| Aim of the exercise |
Each line containing the word "text" needs to be copied.

++++

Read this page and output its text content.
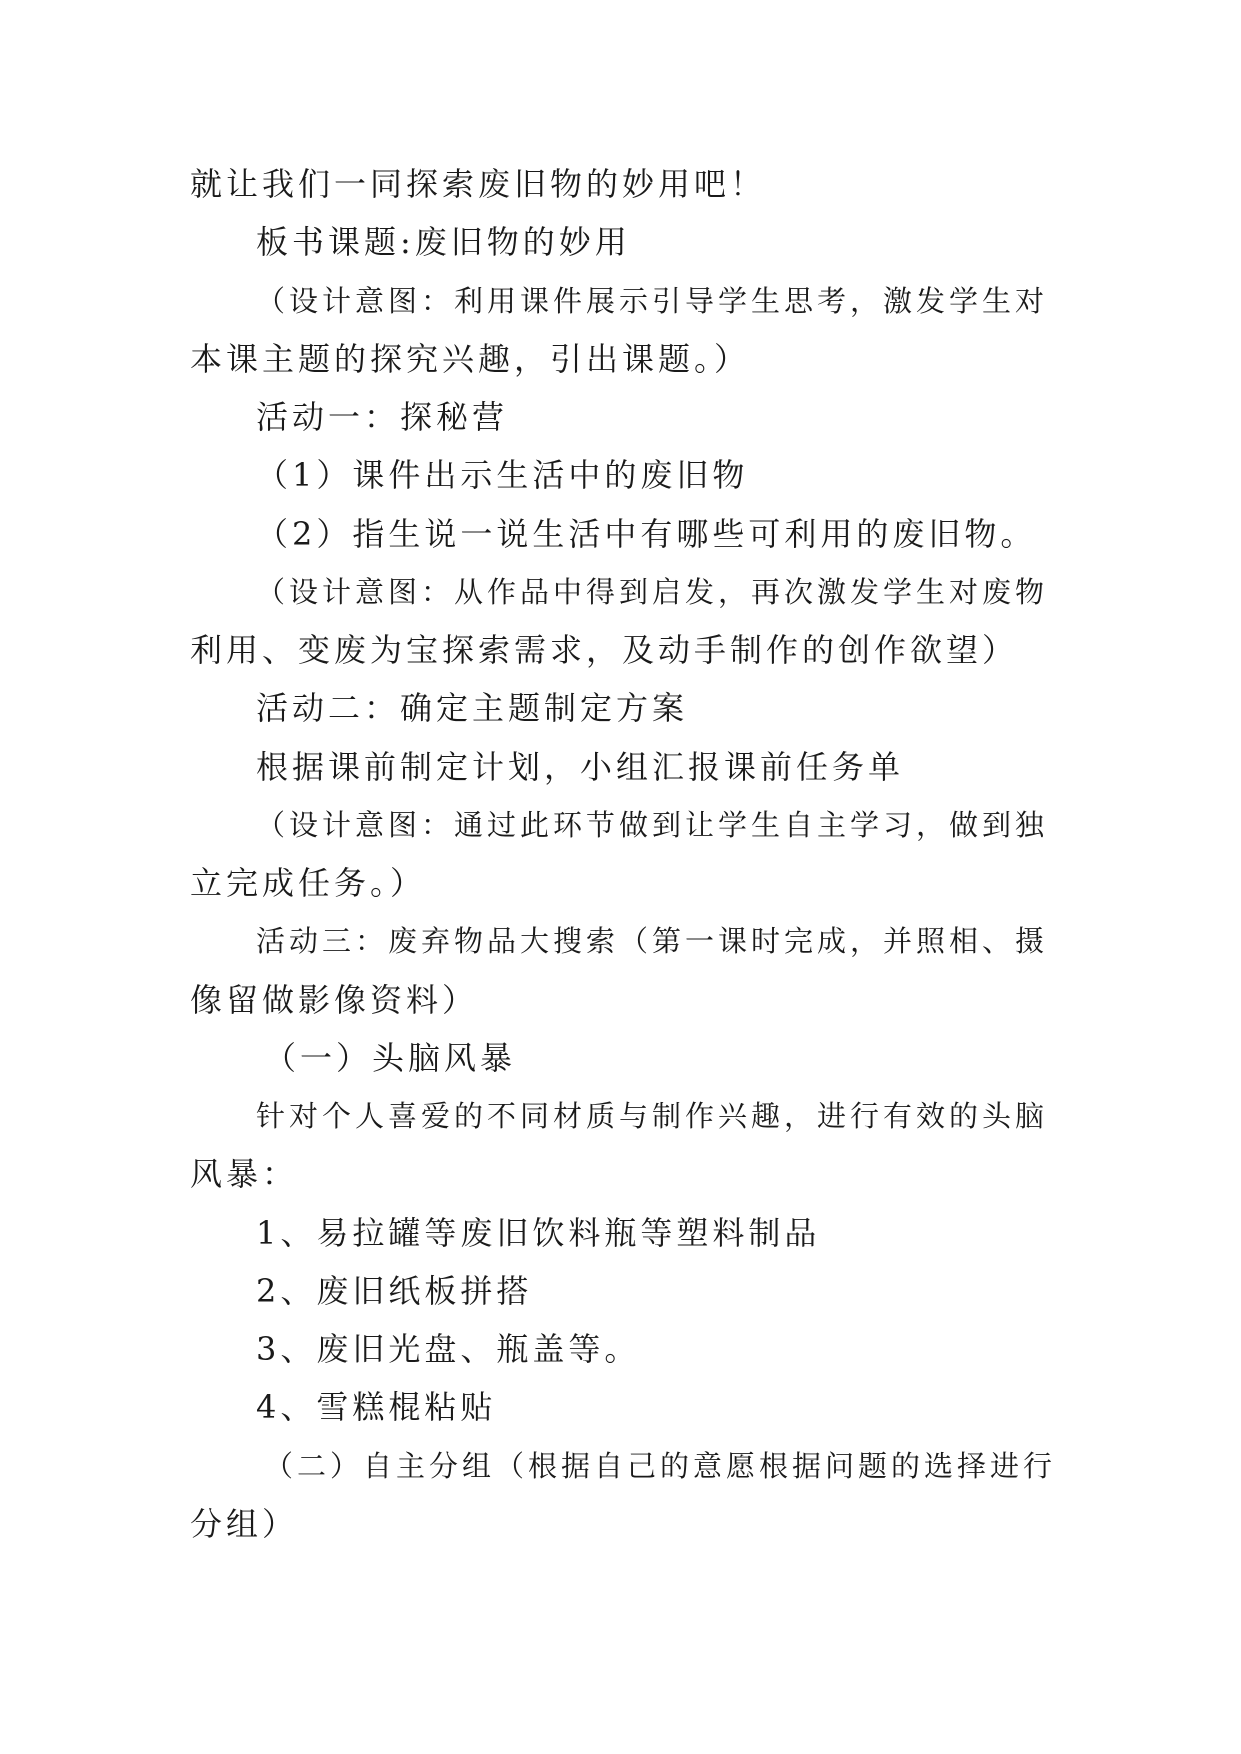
就让我们一同探索废旧物的妙用吧！
板书课题:废旧物的妙用
（设计意图：利用课件展示引导学生思考，激发学生对
本课主题的探究兴趣，引出课题。）
活动一：探秘营
（1）课件出示生活中的废旧物
（2）指生说一说生活中有哪些可利用的废旧物。
（设计意图：从作品中得到启发，再次激发学生对废物
利用、变废为宝探索需求，及动手制作的创作欲望）
活动二：确定主题制定方案
根据课前制定计划，小组汇报课前任务单
（设计意图：通过此环节做到让学生自主学习，做到独
立完成任务。）
活动三：废弃物品大搜索（第一课时完成，并照相、摄
像留做影像资料）
（一）头脑风暴
针对个人喜爱的不同材质与制作兴趣，进行有效的头脑
风暴：
1、易拉罐等废旧饮料瓶等塑料制品
2、废旧纸板拼搭
3、废旧光盘、瓶盖等。
4、雪糕棍粘贴
（二）自主分组（根据自己的意愿根据问题的选择进行
分组）
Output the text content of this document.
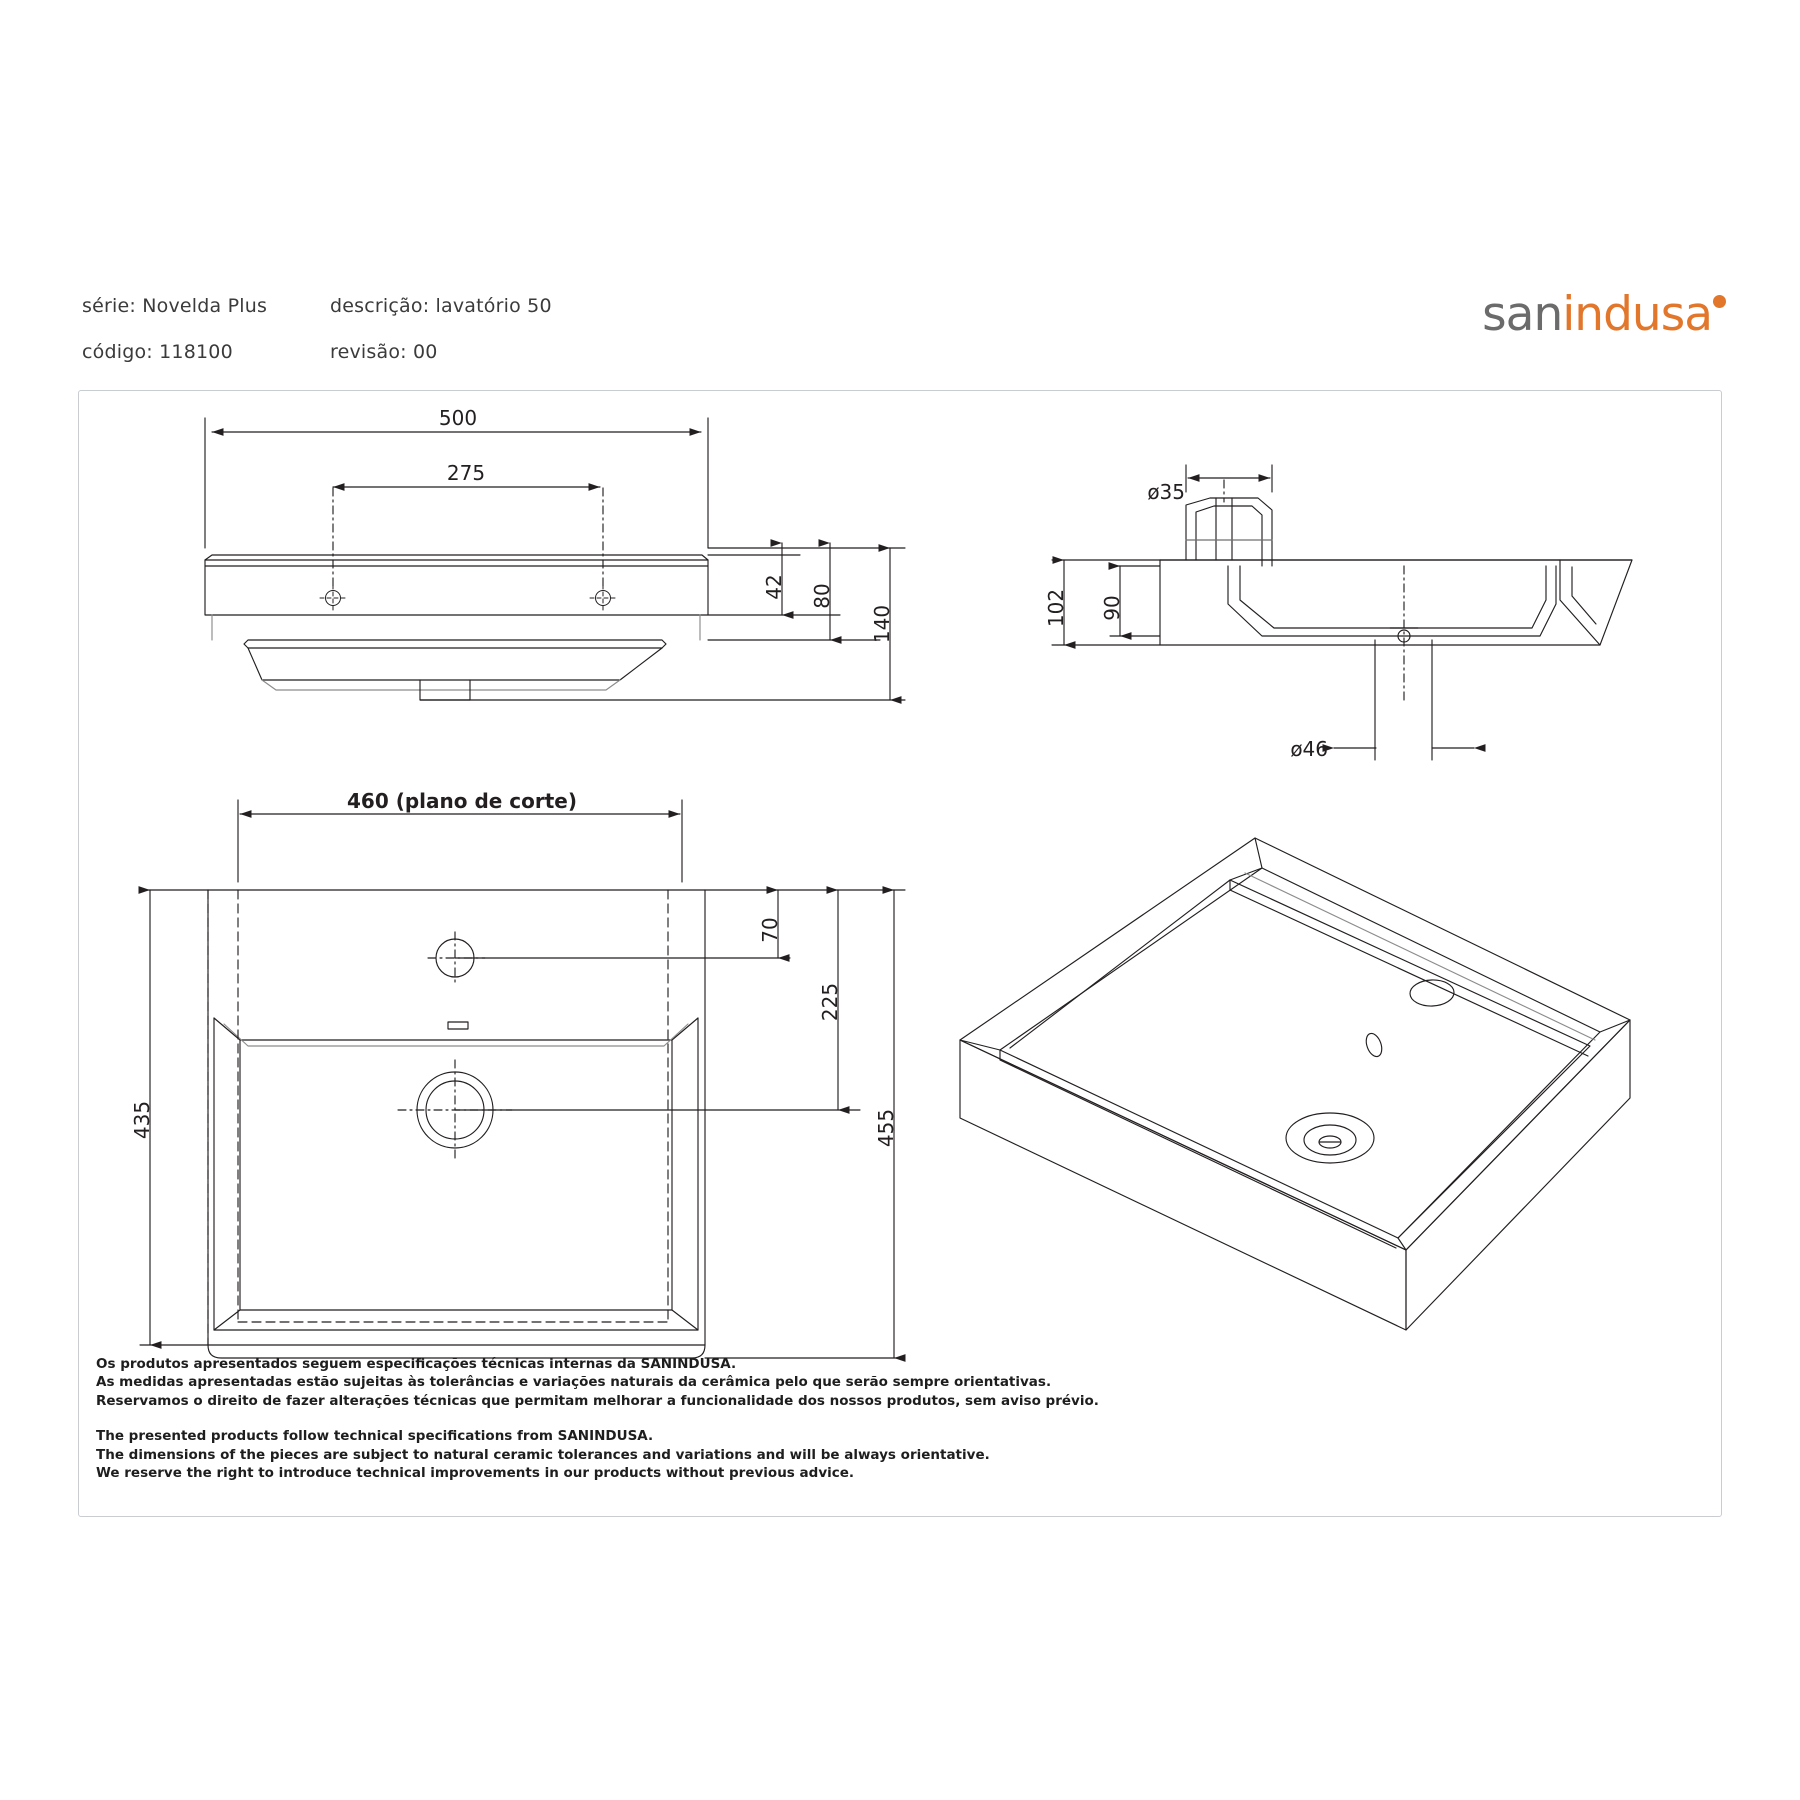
série: Novelda Plus	descrição: lavatório 50
código: 118100	revisão: 00
sanindusa
500
275
42 80
140
ø35
102 90
ø46
460 (plano de corte)
70
225
435	455

Os produtos apresentados seguem especificações técnicas internas da SANINDUSA.

As medidas apresentadas estão sujeitas às tolerâncias e variações naturais da cerâmica pelo que serão sempre orientativas.

Reservamos o direito de fazer alterações técnicas que permitam melhorar a funcionalidade dos nossos produtos, sem aviso prévio.

The presented products follow technical specifications from SANINDUSA.

The dimensions of the pieces are subject to natural ceramic tolerances and variations and will be always orientative.

We reserve the right to introduce technical improvements in our products without previous advice.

++++

| Correct result |
Read this page and output its text content.
Output the text content of this document.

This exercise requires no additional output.